(MATERIAL TO PROCESS):

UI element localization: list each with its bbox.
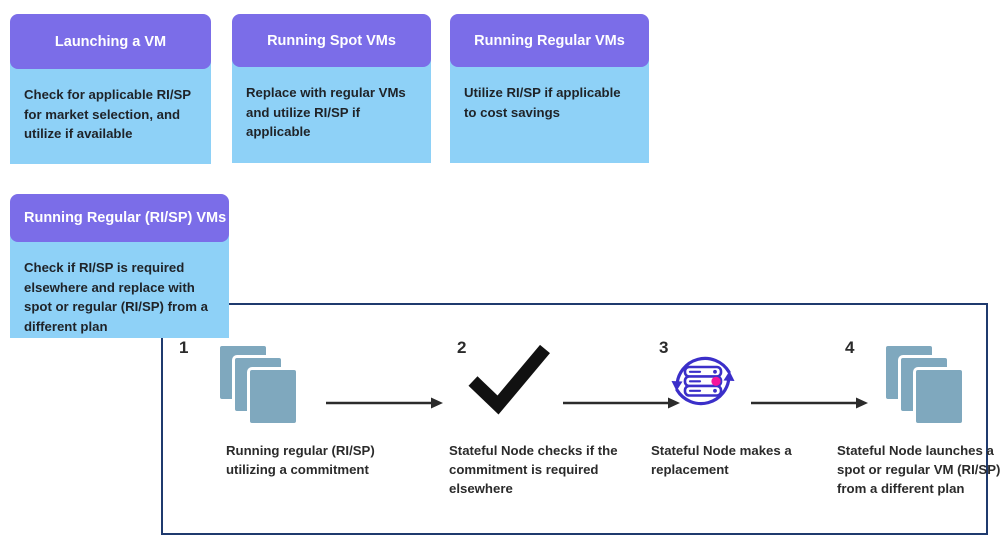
card-running-spot-vms-title: Running Spot VMs: [232, 14, 431, 67]
checkmark-icon: [465, 341, 555, 421]
card-running-regular-vms-title: Running Regular VMs: [450, 14, 649, 67]
vm-stack-icon: [883, 343, 969, 421]
card-launching-a-vm-body: Check for applicable RI/SP for market se…: [10, 61, 211, 164]
card-running-regular-risp-vms-title: Running Regular (RI/SP) VMs: [10, 194, 229, 242]
card-running-regular-vms: Running Regular VMs Utilize RI/SP if app…: [450, 14, 649, 163]
step-caption: Stateful Node launches a spot or regular…: [837, 441, 1000, 498]
step-caption: Stateful Node makes a replacement: [651, 441, 821, 479]
flow-step-1: 1 Running regular (RI/SP) utilizing a co…: [171, 305, 371, 533]
arrow-right-icon: [326, 393, 444, 413]
card-launching-a-vm: Launching a VM Check for applicable RI/S…: [10, 14, 211, 164]
card-running-regular-risp-vms-body: Check if RI/SP is required elsewhere and…: [10, 234, 229, 338]
replacement-flow-container: 1 Running regular (RI/SP) utilizing a co…: [161, 303, 988, 535]
step-caption: Stateful Node checks if the commitment i…: [449, 441, 627, 498]
flow-step-4: 4 Stateful Node launches a spot or regul…: [837, 305, 1000, 533]
step-number: 4: [845, 338, 854, 358]
card-running-spot-vms-body: Replace with regular VMs and utilize RI/…: [232, 59, 431, 163]
step-caption: Running regular (RI/SP) utilizing a comm…: [226, 441, 398, 479]
card-launching-a-vm-title: Launching a VM: [10, 14, 211, 69]
card-running-spot-vms: Running Spot VMs Replace with regular VM…: [232, 14, 431, 163]
step-number: 1: [179, 338, 188, 358]
card-running-regular-risp-vms: Running Regular (RI/SP) VMs Check if RI/…: [10, 194, 229, 338]
server-replacement-icon: [663, 341, 743, 421]
card-running-regular-vms-body: Utilize RI/SP if applicable to cost savi…: [450, 59, 649, 163]
flow-step-3: 3 Stateful: [651, 305, 851, 533]
vm-stack-icon: [217, 343, 303, 421]
flow-step-2: 2 Stateful Node checks if the commitment…: [449, 305, 649, 533]
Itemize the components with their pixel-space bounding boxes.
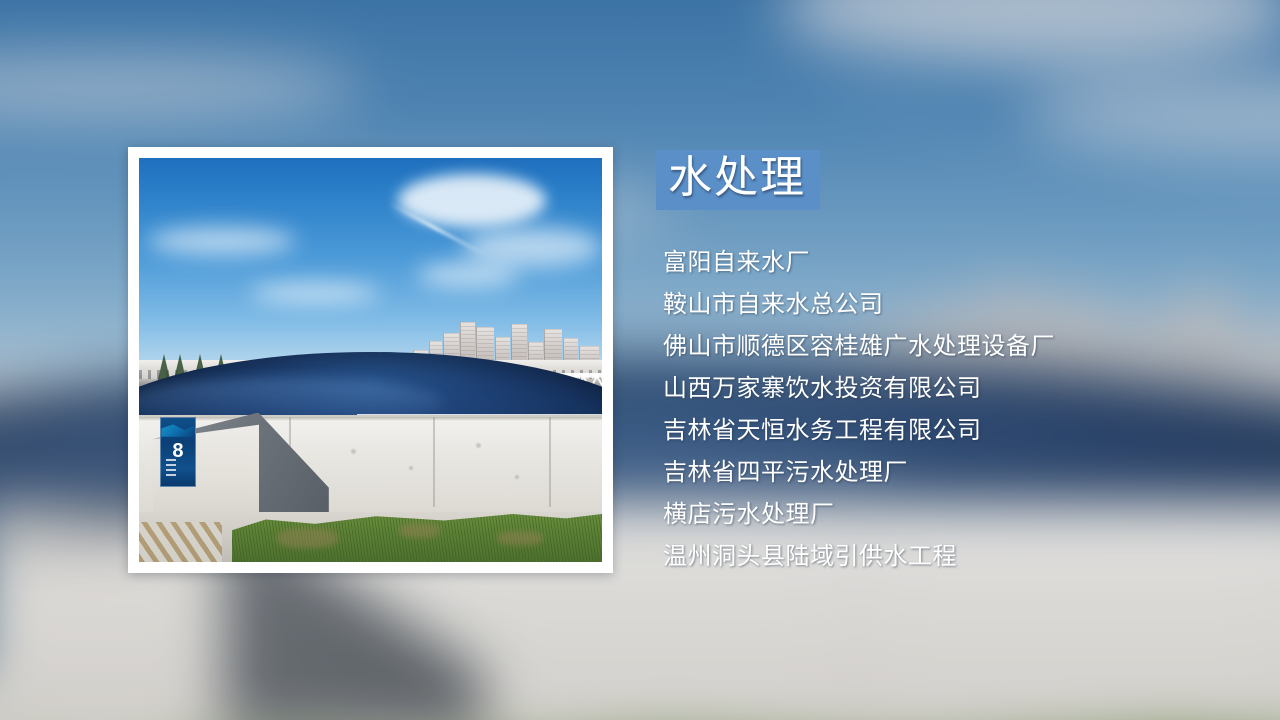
content-panel: 水处理 富阳自来水厂 鞍山市自来水总公司 佛山市顺德区容桂雄广水处理设备厂 山西… <box>656 150 1246 578</box>
list-item: 山西万家寨饮水投资有限公司 <box>656 368 1246 410</box>
cloud-icon <box>417 263 519 287</box>
list-item: 吉林省天恒水务工程有限公司 <box>656 410 1246 452</box>
cloud-icon <box>148 227 296 255</box>
list-item: 横店污水处理厂 <box>656 494 1246 536</box>
list-item: 鞍山市自来水总公司 <box>656 284 1246 326</box>
page-title-box: 水处理 <box>656 150 820 210</box>
photo-frame: 8 <box>128 147 613 573</box>
list-item: 吉林省四平污水处理厂 <box>656 452 1246 494</box>
sign-wave-graphic <box>161 422 194 437</box>
slide-canvas: 8 <box>0 0 1280 720</box>
paver-stones <box>139 522 222 562</box>
photo-image: 8 <box>139 158 602 562</box>
list-item: 富阳自来水厂 <box>656 242 1246 284</box>
list-item: 佛山市顺德区容桂雄广水处理设备厂 <box>656 326 1246 368</box>
photo-scene: 8 <box>139 158 602 562</box>
plant-sign: 8 <box>160 417 195 488</box>
sign-subtext <box>166 459 176 480</box>
client-list: 富阳自来水厂 鞍山市自来水总公司 佛山市顺德区容桂雄广水处理设备厂 山西万家寨饮… <box>656 242 1246 578</box>
cloud-icon <box>463 227 602 267</box>
list-item: 温州洞头县陆域引供水工程 <box>656 536 1246 578</box>
page-title: 水处理 <box>668 155 806 201</box>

(GIVEN TASK):
Copy every row above word for word, leaving out the pictures.

(RIGHT ANSWER):
UI element localization: list each with its bbox.
card-running-spot-vms-title: Running Spot VMs: [232, 14, 431, 67]
checkmark-icon: [465, 341, 555, 421]
card-running-regular-vms-title: Running Regular VMs: [450, 14, 649, 67]
vm-stack-icon: [883, 343, 969, 421]
card-launching-a-vm-body: Check for applicable RI/SP for market se…: [10, 61, 211, 164]
card-running-regular-risp-vms-title: Running Regular (RI/SP) VMs: [10, 194, 229, 242]
card-running-regular-vms: Running Regular VMs Utilize RI/SP if app…: [450, 14, 649, 163]
step-caption: Stateful Node launches a spot or regular…: [837, 441, 1000, 498]
step-caption: Stateful Node makes a replacement: [651, 441, 821, 479]
flow-step-1: 1 Running regular (RI/SP) utilizing a co…: [171, 305, 371, 533]
arrow-right-icon: [326, 393, 444, 413]
card-launching-a-vm: Launching a VM Check for applicable RI/S…: [10, 14, 211, 164]
card-running-regular-risp-vms-body: Check if RI/SP is required elsewhere and…: [10, 234, 229, 338]
replacement-flow-container: 1 Running regular (RI/SP) utilizing a co…: [161, 303, 988, 535]
step-caption: Stateful Node checks if the commitment i…: [449, 441, 627, 498]
flow-step-4: 4 Stateful Node launches a spot or regul…: [837, 305, 1000, 533]
step-number: 4: [845, 338, 854, 358]
card-running-spot-vms-body: Replace with regular VMs and utilize RI/…: [232, 59, 431, 163]
step-caption: Running regular (RI/SP) utilizing a comm…: [226, 441, 398, 479]
card-launching-a-vm-title: Launching a VM: [10, 14, 211, 69]
card-running-spot-vms: Running Spot VMs Replace with regular VM…: [232, 14, 431, 163]
step-number: 1: [179, 338, 188, 358]
card-running-regular-risp-vms: Running Regular (RI/SP) VMs Check if RI/…: [10, 194, 229, 338]
server-replacement-icon: [663, 341, 743, 421]
card-running-regular-vms-body: Utilize RI/SP if applicable to cost savi…: [450, 59, 649, 163]
flow-step-3: 3 Stateful: [651, 305, 851, 533]
vm-stack-icon: [217, 343, 303, 421]
flow-step-2: 2 Stateful Node checks if the commitment…: [449, 305, 649, 533]
Itemize the components with their pixel-space bounding boxes.
content-panel: 水处理 富阳自来水厂 鞍山市自来水总公司 佛山市顺德区容桂雄广水处理设备厂 山西… <box>656 150 1246 578</box>
list-item: 山西万家寨饮水投资有限公司 <box>656 368 1246 410</box>
cloud-icon <box>417 263 519 287</box>
list-item: 吉林省天恒水务工程有限公司 <box>656 410 1246 452</box>
cloud-icon <box>148 227 296 255</box>
list-item: 横店污水处理厂 <box>656 494 1246 536</box>
list-item: 鞍山市自来水总公司 <box>656 284 1246 326</box>
page-title-box: 水处理 <box>656 150 820 210</box>
photo-frame: 8 <box>128 147 613 573</box>
list-item: 吉林省四平污水处理厂 <box>656 452 1246 494</box>
sign-wave-graphic <box>161 422 194 437</box>
slide-canvas: 8 <box>0 0 1280 720</box>
paver-stones <box>139 522 222 562</box>
photo-image: 8 <box>139 158 602 562</box>
list-item: 富阳自来水厂 <box>656 242 1246 284</box>
list-item: 佛山市顺德区容桂雄广水处理设备厂 <box>656 326 1246 368</box>
photo-scene: 8 <box>139 158 602 562</box>
plant-sign: 8 <box>160 417 195 488</box>
sign-subtext <box>166 459 176 480</box>
client-list: 富阳自来水厂 鞍山市自来水总公司 佛山市顺德区容桂雄广水处理设备厂 山西万家寨饮… <box>656 242 1246 578</box>
cloud-icon <box>463 227 602 267</box>
list-item: 温州洞头县陆域引供水工程 <box>656 536 1246 578</box>
page-title: 水处理 <box>668 155 806 201</box>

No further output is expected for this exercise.